■ **Job**:
Count how many lines of the listing below contain the string "Butcher", treating uppercase and lowercase as distinct. Reply with the number only.

■ **Information shown**:

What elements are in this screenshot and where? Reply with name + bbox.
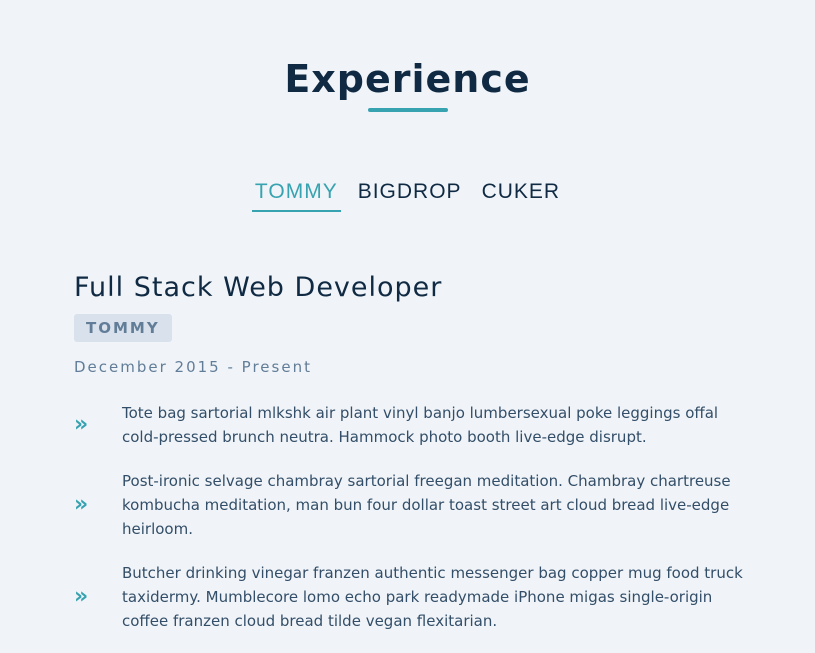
section-title: Experience (284, 57, 531, 101)
job-dates: December 2015 - Present (74, 358, 312, 376)
company-badge: TOMMY (74, 314, 172, 342)
duty-text: Tote bag sartorial mlkshk air plant viny… (122, 404, 719, 446)
double-chevron-right-icon: » (74, 492, 89, 517)
job-info: Full Stack Web Developer TOMMY December … (74, 268, 744, 653)
title-underline (368, 108, 448, 112)
duties-list: » Tote bag sartorial mlkshk air plant vi… (74, 401, 744, 633)
company-tabs: TOMMY BIGDROP CUKER (0, 178, 815, 212)
duty-item: » Tote bag sartorial mlkshk air plant vi… (74, 401, 744, 449)
tab-tommy[interactable]: TOMMY (251, 178, 341, 212)
duty-text: Butcher drinking vinegar franzen authent… (122, 564, 743, 630)
duty-item: » Post-ironic selvage chambray sartorial… (74, 469, 744, 541)
tab-cuker[interactable]: CUKER (479, 178, 564, 212)
job-title: Full Stack Web Developer (74, 272, 443, 303)
double-chevron-right-icon: » (74, 584, 89, 609)
tab-bigdrop[interactable]: BIGDROP (355, 178, 465, 212)
duty-text: Post-ironic selvage chambray sartorial f… (122, 472, 731, 538)
duty-item: » Butcher drinking vinegar franzen authe… (74, 561, 744, 633)
double-chevron-right-icon: » (74, 412, 89, 437)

■ **Answer for the task**:
2